| Entries supplied |
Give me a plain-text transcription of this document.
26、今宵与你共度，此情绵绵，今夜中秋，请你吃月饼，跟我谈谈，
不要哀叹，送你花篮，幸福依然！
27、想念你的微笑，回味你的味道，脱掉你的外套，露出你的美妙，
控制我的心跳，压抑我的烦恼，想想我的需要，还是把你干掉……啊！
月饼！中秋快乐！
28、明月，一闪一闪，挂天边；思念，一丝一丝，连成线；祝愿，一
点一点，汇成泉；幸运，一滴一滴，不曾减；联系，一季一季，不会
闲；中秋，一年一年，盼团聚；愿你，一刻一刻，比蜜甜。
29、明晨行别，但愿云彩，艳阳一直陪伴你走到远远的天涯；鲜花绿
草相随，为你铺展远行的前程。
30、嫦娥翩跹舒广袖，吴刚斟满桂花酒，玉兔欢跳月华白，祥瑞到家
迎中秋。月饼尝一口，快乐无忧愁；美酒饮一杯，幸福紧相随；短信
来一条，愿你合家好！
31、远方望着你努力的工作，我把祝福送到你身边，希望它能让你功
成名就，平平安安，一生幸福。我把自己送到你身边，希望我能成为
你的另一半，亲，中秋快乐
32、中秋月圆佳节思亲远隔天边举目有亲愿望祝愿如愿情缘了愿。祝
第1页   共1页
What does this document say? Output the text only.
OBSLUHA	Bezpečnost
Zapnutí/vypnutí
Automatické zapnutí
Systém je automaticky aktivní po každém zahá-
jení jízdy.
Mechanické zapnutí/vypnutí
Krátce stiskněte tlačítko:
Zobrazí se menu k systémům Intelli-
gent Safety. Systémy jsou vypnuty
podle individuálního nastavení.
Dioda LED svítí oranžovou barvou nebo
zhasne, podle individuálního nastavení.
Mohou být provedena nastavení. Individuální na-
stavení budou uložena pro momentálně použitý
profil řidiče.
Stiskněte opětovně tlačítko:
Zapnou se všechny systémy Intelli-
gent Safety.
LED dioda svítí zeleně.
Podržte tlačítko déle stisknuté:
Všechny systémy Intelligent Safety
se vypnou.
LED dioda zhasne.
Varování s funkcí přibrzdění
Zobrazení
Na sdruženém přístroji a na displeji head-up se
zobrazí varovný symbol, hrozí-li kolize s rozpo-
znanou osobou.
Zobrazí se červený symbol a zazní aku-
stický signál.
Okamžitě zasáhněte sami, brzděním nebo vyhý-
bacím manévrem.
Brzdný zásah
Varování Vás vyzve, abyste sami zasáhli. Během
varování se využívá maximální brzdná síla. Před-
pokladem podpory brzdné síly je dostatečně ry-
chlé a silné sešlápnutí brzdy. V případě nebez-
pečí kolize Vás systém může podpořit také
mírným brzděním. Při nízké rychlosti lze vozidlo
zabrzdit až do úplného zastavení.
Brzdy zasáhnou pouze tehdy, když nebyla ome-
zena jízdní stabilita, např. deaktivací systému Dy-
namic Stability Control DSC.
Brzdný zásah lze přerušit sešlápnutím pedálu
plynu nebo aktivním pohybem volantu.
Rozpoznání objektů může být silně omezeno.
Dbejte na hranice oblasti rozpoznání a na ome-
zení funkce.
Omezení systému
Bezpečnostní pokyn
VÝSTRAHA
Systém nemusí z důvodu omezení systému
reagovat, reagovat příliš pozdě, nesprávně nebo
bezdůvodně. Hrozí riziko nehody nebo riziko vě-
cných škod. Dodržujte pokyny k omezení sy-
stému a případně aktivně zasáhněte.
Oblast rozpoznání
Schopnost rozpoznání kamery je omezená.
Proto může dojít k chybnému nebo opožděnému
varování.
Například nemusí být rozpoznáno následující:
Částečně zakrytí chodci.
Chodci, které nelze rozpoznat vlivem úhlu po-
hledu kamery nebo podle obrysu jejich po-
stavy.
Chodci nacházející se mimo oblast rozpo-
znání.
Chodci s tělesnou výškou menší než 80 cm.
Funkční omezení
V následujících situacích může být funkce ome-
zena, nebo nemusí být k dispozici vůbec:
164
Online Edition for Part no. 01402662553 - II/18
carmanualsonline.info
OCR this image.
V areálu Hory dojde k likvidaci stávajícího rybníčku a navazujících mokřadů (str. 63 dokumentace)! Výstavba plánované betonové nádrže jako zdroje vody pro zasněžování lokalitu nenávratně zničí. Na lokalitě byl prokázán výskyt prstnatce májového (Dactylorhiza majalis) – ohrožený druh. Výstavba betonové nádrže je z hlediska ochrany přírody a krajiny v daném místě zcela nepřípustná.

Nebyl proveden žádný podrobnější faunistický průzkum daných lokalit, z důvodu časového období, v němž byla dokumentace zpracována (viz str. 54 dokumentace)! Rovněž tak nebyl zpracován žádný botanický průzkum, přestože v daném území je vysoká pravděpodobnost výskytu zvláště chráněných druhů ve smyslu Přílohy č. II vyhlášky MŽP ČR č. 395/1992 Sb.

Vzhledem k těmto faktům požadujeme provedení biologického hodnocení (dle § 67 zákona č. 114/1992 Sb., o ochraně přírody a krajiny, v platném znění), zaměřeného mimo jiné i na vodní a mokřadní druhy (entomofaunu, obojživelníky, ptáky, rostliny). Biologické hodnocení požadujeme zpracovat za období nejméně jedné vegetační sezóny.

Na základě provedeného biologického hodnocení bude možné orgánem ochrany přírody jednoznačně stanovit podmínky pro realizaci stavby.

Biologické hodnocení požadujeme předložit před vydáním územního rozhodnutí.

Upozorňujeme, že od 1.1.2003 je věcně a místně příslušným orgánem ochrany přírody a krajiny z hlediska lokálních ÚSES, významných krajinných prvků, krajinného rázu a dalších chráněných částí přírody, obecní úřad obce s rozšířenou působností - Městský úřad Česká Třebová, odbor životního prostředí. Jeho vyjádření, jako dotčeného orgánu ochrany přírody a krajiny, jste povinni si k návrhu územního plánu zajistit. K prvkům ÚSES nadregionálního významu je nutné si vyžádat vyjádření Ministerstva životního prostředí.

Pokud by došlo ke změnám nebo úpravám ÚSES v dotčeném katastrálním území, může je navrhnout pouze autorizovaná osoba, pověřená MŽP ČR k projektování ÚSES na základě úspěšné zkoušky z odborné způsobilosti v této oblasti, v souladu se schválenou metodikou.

| Objective |
Write an exact transcription of every entry above.

| Result of this exercise |
Give me a plain-text transcription of this document.
26、今宵与你共度，此情绵绵，今夜中秋，请你吃月饼，跟我谈谈，
不要哀叹，送你花篮，幸福依然！
27、想念你的微笑，回味你的味道，脱掉你的外套，露出你的美妙，
控制我的心跳，压抑我的烦恼，想想我的需要，还是把你干掉……啊！
月饼！中秋快乐！
28、明月，一闪一闪，挂天边；思念，一丝一丝，连成线；祝愿，一
点一点，汇成泉；幸运，一滴一滴，不曾减；联系，一季一季，不会
闲；中秋，一年一年，盼团聚；愿你，一刻一刻，比蜜甜。
29、明晨行别，但愿云彩，艳阳一直陪伴你走到远远的天涯；鲜花绿
草相随，为你铺展远行的前程。
30、嫦娥翩跹舒广袖，吴刚斟满桂花酒，玉兔欢跳月华白，祥瑞到家
迎中秋。月饼尝一口，快乐无忧愁；美酒饮一杯，幸福紧相随；短信
来一条，愿你合家好！
31、远方望着你努力的工作，我把祝福送到你身边，希望它能让你功
成名就，平平安安，一生幸福。我把自己送到你身边，希望我能成为
你的另一半，亲，中秋快乐
32、中秋月圆佳节思亲远隔天边举目有亲愿望祝愿如愿情缘了愿。祝
第1页   共1页
What does this document say? Output the text only.
OBSLUHA	Bezpečnost
Zapnutí/vypnutí
Automatické zapnutí
Systém je automaticky aktivní po každém zahá-
jení jízdy.
Mechanické zapnutí/vypnutí
Krátce stiskněte tlačítko:
Zobrazí se menu k systémům Intelli-
gent Safety. Systémy jsou vypnuty
podle individuálního nastavení.
Dioda LED svítí oranžovou barvou nebo
zhasne, podle individuálního nastavení.
Mohou být provedena nastavení. Individuální na-
stavení budou uložena pro momentálně použitý
profil řidiče.
Stiskněte opětovně tlačítko:
Zapnou se všechny systémy Intelli-
gent Safety.
LED dioda svítí zeleně.
Podržte tlačítko déle stisknuté:
Všechny systémy Intelligent Safety
se vypnou.
LED dioda zhasne.
Varování s funkcí přibrzdění
Zobrazení
Na sdruženém přístroji a na displeji head-up se
zobrazí varovný symbol, hrozí-li kolize s rozpo-
znanou osobou.
Zobrazí se červený symbol a zazní aku-
stický signál.
Okamžitě zasáhněte sami, brzděním nebo vyhý-
bacím manévrem.
Brzdný zásah
Varování Vás vyzve, abyste sami zasáhli. Během
varování se využívá maximální brzdná síla. Před-
pokladem podpory brzdné síly je dostatečně ry-
chlé a silné sešlápnutí brzdy. V případě nebez-
pečí kolize Vás systém může podpořit také
mírným brzděním. Při nízké rychlosti lze vozidlo
zabrzdit až do úplného zastavení.
Brzdy zasáhnou pouze tehdy, když nebyla ome-
zena jízdní stabilita, např. deaktivací systému Dy-
namic Stability Control DSC.
Brzdný zásah lze přerušit sešlápnutím pedálu
plynu nebo aktivním pohybem volantu.
Rozpoznání objektů může být silně omezeno.
Dbejte na hranice oblasti rozpoznání a na ome-
zení funkce.
Omezení systému
Bezpečnostní pokyn
VÝSTRAHA
Systém nemusí z důvodu omezení systému
reagovat, reagovat příliš pozdě, nesprávně nebo
bezdůvodně. Hrozí riziko nehody nebo riziko vě-
cných škod. Dodržujte pokyny k omezení sy-
stému a případně aktivně zasáhněte.
Oblast rozpoznání
Schopnost rozpoznání kamery je omezená.
Proto může dojít k chybnému nebo opožděnému
varování.
Například nemusí být rozpoznáno následující:
Částečně zakrytí chodci.
Chodci, které nelze rozpoznat vlivem úhlu po-
hledu kamery nebo podle obrysu jejich po-
stavy.
Chodci nacházející se mimo oblast rozpo-
znání.
Chodci s tělesnou výškou menší než 80 cm.
Funkční omezení
V následujících situacích může být funkce ome-
zena, nebo nemusí být k dispozici vůbec:
164
Online Edition for Part no. 01402662553 - II/18
carmanualsonline.info
OCR this image.
V areálu Hory dojde k likvidaci stávajícího rybníčku a navazujících mokřadů (str. 63 dokumentace)! Výstavba plánované betonové nádrže jako zdroje vody pro zasněžování lokalitu nenávratně zničí. Na lokalitě byl prokázán výskyt prstnatce májového (Dactylorhiza majalis) – ohrožený druh. Výstavba betonové nádrže je z hlediska ochrany přírody a krajiny v daném místě zcela nepřípustná.

Nebyl proveden žádný podrobnější faunistický průzkum daných lokalit, z důvodu časového období, v němž byla dokumentace zpracována (viz str. 54 dokumentace)! Rovněž tak nebyl zpracován žádný botanický průzkum, přestože v daném území je vysoká pravděpodobnost výskytu zvláště chráněných druhů ve smyslu Přílohy č. II vyhlášky MŽP ČR č. 395/1992 Sb.

Vzhledem k těmto faktům požadujeme provedení biologického hodnocení (dle § 67 zákona č. 114/1992 Sb., o ochraně přírody a krajiny, v platném znění), zaměřeného mimo jiné i na vodní a mokřadní druhy (entomofaunu, obojživelníky, ptáky, rostliny). Biologické hodnocení požadujeme zpracovat za období nejméně jedné vegetační sezóny.

Na základě provedeného biologického hodnocení bude možné orgánem ochrany přírody jednoznačně stanovit podmínky pro realizaci stavby.

Biologické hodnocení požadujeme předložit před vydáním územního rozhodnutí.

Upozorňujeme, že od 1.1.2003 je věcně a místně příslušným orgánem ochrany přírody a krajiny z hlediska lokálních ÚSES, významných krajinných prvků, krajinného rázu a dalších chráněných částí přírody, obecní úřad obce s rozšířenou působností - Městský úřad Česká Třebová, odbor životního prostředí. Jeho vyjádření, jako dotčeného orgánu ochrany přírody a krajiny, jste povinni si k návrhu územního plánu zajistit. K prvkům ÚSES nadregionálního významu je nutné si vyžádat vyjádření Ministerstva životního prostředí.

Pokud by došlo ke změnám nebo úpravám ÚSES v dotčeném katastrálním území, může je navrhnout pouze autorizovaná osoba, pověřená MŽP ČR k projektování ÚSES na základě úspěšné zkoušky z odborné způsobilosti v této oblasti, v souladu se schválenou metodikou.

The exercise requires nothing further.